■ Work to do ■
Below is a block of data; give all of it again word for word.
## START
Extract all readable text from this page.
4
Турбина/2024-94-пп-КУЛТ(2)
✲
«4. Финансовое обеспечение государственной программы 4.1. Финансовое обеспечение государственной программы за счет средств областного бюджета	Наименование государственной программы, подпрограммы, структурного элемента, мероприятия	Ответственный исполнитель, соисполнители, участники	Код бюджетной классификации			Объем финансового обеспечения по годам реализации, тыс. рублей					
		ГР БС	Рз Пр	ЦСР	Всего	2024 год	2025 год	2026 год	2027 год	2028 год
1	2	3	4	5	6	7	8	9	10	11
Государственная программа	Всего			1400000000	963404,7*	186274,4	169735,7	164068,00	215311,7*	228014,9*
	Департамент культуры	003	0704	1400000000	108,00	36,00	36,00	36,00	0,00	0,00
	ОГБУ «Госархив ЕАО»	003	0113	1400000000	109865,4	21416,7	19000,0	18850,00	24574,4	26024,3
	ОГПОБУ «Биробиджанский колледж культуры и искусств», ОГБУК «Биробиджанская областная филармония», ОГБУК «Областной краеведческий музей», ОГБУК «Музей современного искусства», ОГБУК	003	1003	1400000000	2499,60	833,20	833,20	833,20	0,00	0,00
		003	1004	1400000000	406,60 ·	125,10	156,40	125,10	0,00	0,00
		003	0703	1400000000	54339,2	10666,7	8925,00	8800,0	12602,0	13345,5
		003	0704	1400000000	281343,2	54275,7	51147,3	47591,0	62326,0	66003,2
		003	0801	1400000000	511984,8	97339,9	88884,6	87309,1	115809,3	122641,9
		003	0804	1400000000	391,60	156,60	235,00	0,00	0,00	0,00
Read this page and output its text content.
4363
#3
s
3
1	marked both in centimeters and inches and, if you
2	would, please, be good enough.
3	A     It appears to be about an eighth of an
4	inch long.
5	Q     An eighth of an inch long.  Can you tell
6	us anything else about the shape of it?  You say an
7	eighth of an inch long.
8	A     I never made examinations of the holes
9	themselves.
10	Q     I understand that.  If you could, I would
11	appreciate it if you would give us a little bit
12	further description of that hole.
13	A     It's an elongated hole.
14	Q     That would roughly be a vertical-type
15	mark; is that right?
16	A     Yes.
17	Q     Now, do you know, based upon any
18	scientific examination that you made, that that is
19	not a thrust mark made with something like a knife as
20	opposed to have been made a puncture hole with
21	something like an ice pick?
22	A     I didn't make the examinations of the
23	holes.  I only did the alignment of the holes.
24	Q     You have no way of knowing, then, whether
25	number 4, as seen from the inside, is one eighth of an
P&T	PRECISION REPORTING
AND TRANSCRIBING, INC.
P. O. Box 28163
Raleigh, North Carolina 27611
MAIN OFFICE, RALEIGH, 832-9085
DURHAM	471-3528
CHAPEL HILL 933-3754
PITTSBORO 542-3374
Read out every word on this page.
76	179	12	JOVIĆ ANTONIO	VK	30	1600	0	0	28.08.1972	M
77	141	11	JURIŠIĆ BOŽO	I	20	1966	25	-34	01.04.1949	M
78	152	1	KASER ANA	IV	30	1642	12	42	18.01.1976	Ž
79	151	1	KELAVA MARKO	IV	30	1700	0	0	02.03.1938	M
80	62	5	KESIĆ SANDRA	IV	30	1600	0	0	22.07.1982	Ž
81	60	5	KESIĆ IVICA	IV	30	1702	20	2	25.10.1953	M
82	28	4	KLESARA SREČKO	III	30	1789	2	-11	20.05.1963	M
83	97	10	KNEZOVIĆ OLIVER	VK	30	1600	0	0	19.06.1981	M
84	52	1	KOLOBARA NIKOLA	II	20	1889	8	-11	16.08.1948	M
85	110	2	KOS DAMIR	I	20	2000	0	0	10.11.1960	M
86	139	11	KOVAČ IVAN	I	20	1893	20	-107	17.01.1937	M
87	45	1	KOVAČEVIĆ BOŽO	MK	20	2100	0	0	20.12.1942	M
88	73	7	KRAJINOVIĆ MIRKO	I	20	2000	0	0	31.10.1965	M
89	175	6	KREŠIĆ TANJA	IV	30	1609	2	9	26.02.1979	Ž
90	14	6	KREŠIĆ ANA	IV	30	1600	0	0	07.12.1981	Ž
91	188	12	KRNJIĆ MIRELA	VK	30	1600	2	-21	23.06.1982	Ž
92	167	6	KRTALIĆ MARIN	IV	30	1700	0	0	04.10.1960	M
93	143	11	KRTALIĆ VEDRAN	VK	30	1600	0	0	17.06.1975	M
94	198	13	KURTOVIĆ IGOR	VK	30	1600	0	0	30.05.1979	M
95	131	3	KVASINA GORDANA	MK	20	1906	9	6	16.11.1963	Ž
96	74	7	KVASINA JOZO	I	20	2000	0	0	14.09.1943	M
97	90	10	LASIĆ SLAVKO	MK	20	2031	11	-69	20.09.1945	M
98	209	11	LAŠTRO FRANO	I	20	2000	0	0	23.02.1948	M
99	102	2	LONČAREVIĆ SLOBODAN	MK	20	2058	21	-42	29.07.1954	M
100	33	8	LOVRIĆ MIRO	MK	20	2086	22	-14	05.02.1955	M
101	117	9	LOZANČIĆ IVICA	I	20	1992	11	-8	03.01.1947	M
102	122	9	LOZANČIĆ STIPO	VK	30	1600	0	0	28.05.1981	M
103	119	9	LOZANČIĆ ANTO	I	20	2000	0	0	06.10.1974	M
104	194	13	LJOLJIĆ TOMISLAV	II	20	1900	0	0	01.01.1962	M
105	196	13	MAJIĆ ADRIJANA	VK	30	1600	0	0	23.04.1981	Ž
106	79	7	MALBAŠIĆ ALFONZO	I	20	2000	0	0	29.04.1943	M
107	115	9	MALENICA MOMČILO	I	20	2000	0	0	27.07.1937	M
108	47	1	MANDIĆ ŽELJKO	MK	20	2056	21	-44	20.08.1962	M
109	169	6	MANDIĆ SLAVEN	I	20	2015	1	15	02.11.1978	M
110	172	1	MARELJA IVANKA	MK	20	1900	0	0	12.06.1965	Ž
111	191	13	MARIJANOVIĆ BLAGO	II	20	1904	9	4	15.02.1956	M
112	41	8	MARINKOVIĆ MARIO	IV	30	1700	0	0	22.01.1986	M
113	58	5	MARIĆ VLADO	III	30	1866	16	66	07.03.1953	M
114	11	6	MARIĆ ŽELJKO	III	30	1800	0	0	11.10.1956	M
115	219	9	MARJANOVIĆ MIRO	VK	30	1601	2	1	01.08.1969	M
## END
■ Answer ■
Extract all readable text from this page.
4
Турбина/2024-94-пп-КУЛТ(2)
✲
«4. Финансовое обеспечение государственной программы 4.1. Финансовое обеспечение государственной программы за счет средств областного бюджета	Наименование государственной программы, подпрограммы, структурного элемента, мероприятия	Ответственный исполнитель, соисполнители, участники	Код бюджетной классификации			Объем финансового обеспечения по годам реализации, тыс. рублей					
		ГР БС	Рз Пр	ЦСР	Всего	2024 год	2025 год	2026 год	2027 год	2028 год
1	2	3	4	5	6	7	8	9	10	11
Государственная программа	Всего			1400000000	963404,7*	186274,4	169735,7	164068,00	215311,7*	228014,9*
	Департамент культуры	003	0704	1400000000	108,00	36,00	36,00	36,00	0,00	0,00
	ОГБУ «Госархив ЕАО»	003	0113	1400000000	109865,4	21416,7	19000,0	18850,00	24574,4	26024,3
	ОГПОБУ «Биробиджанский колледж культуры и искусств», ОГБУК «Биробиджанская областная филармония», ОГБУК «Областной краеведческий музей», ОГБУК «Музей современного искусства», ОГБУК	003	1003	1400000000	2499,60	833,20	833,20	833,20	0,00	0,00
		003	1004	1400000000	406,60 ·	125,10	156,40	125,10	0,00	0,00
		003	0703	1400000000	54339,2	10666,7	8925,00	8800,0	12602,0	13345,5
		003	0704	1400000000	281343,2	54275,7	51147,3	47591,0	62326,0	66003,2
		003	0801	1400000000	511984,8	97339,9	88884,6	87309,1	115809,3	122641,9
		003	0804	1400000000	391,60	156,60	235,00	0,00	0,00	0,00
Read this page and output its text content.
4363
#3
s
3
1	marked both in centimeters and inches and, if you
2	would, please, be good enough.
3	A     It appears to be about an eighth of an
4	inch long.
5	Q     An eighth of an inch long.  Can you tell
6	us anything else about the shape of it?  You say an
7	eighth of an inch long.
8	A     I never made examinations of the holes
9	themselves.
10	Q     I understand that.  If you could, I would
11	appreciate it if you would give us a little bit
12	further description of that hole.
13	A     It's an elongated hole.
14	Q     That would roughly be a vertical-type
15	mark; is that right?
16	A     Yes.
17	Q     Now, do you know, based upon any
18	scientific examination that you made, that that is
19	not a thrust mark made with something like a knife as
20	opposed to have been made a puncture hole with
21	something like an ice pick?
22	A     I didn't make the examinations of the
23	holes.  I only did the alignment of the holes.
24	Q     You have no way of knowing, then, whether
25	number 4, as seen from the inside, is one eighth of an
P&T	PRECISION REPORTING
AND TRANSCRIBING, INC.
P. O. Box 28163
Raleigh, North Carolina 27611
MAIN OFFICE, RALEIGH, 832-9085
DURHAM	471-3528
CHAPEL HILL 933-3754
PITTSBORO 542-3374
Read out every word on this page.
76	179	12	JOVIĆ ANTONIO	VK	30	1600	0	0	28.08.1972	M
77	141	11	JURIŠIĆ BOŽO	I	20	1966	25	-34	01.04.1949	M
78	152	1	KASER ANA	IV	30	1642	12	42	18.01.1976	Ž
79	151	1	KELAVA MARKO	IV	30	1700	0	0	02.03.1938	M
80	62	5	KESIĆ SANDRA	IV	30	1600	0	0	22.07.1982	Ž
81	60	5	KESIĆ IVICA	IV	30	1702	20	2	25.10.1953	M
82	28	4	KLESARA SREČKO	III	30	1789	2	-11	20.05.1963	M
83	97	10	KNEZOVIĆ OLIVER	VK	30	1600	0	0	19.06.1981	M
84	52	1	KOLOBARA NIKOLA	II	20	1889	8	-11	16.08.1948	M
85	110	2	KOS DAMIR	I	20	2000	0	0	10.11.1960	M
86	139	11	KOVAČ IVAN	I	20	1893	20	-107	17.01.1937	M
87	45	1	KOVAČEVIĆ BOŽO	MK	20	2100	0	0	20.12.1942	M
88	73	7	KRAJINOVIĆ MIRKO	I	20	2000	0	0	31.10.1965	M
89	175	6	KREŠIĆ TANJA	IV	30	1609	2	9	26.02.1979	Ž
90	14	6	KREŠIĆ ANA	IV	30	1600	0	0	07.12.1981	Ž
91	188	12	KRNJIĆ MIRELA	VK	30	1600	2	-21	23.06.1982	Ž
92	167	6	KRTALIĆ MARIN	IV	30	1700	0	0	04.10.1960	M
93	143	11	KRTALIĆ VEDRAN	VK	30	1600	0	0	17.06.1975	M
94	198	13	KURTOVIĆ IGOR	VK	30	1600	0	0	30.05.1979	M
95	131	3	KVASINA GORDANA	MK	20	1906	9	6	16.11.1963	Ž
96	74	7	KVASINA JOZO	I	20	2000	0	0	14.09.1943	M
97	90	10	LASIĆ SLAVKO	MK	20	2031	11	-69	20.09.1945	M
98	209	11	LAŠTRO FRANO	I	20	2000	0	0	23.02.1948	M
99	102	2	LONČAREVIĆ SLOBODAN	MK	20	2058	21	-42	29.07.1954	M
100	33	8	LOVRIĆ MIRO	MK	20	2086	22	-14	05.02.1955	M
101	117	9	LOZANČIĆ IVICA	I	20	1992	11	-8	03.01.1947	M
102	122	9	LOZANČIĆ STIPO	VK	30	1600	0	0	28.05.1981	M
103	119	9	LOZANČIĆ ANTO	I	20	2000	0	0	06.10.1974	M
104	194	13	LJOLJIĆ TOMISLAV	II	20	1900	0	0	01.01.1962	M
105	196	13	MAJIĆ ADRIJANA	VK	30	1600	0	0	23.04.1981	Ž
106	79	7	MALBAŠIĆ ALFONZO	I	20	2000	0	0	29.04.1943	M
107	115	9	MALENICA MOMČILO	I	20	2000	0	0	27.07.1937	M
108	47	1	MANDIĆ ŽELJKO	MK	20	2056	21	-44	20.08.1962	M
109	169	6	MANDIĆ SLAVEN	I	20	2015	1	15	02.11.1978	M
110	172	1	MARELJA IVANKA	MK	20	1900	0	0	12.06.1965	Ž
111	191	13	MARIJANOVIĆ BLAGO	II	20	1904	9	4	15.02.1956	M
112	41	8	MARINKOVIĆ MARIO	IV	30	1700	0	0	22.01.1986	M
113	58	5	MARIĆ VLADO	III	30	1866	16	66	07.03.1953	M
114	11	6	MARIĆ ŽELJKO	III	30	1800	0	0	11.10.1956	M
115	219	9	MARJANOVIĆ MIRO	VK	30	1601	2	1	01.08.1969	M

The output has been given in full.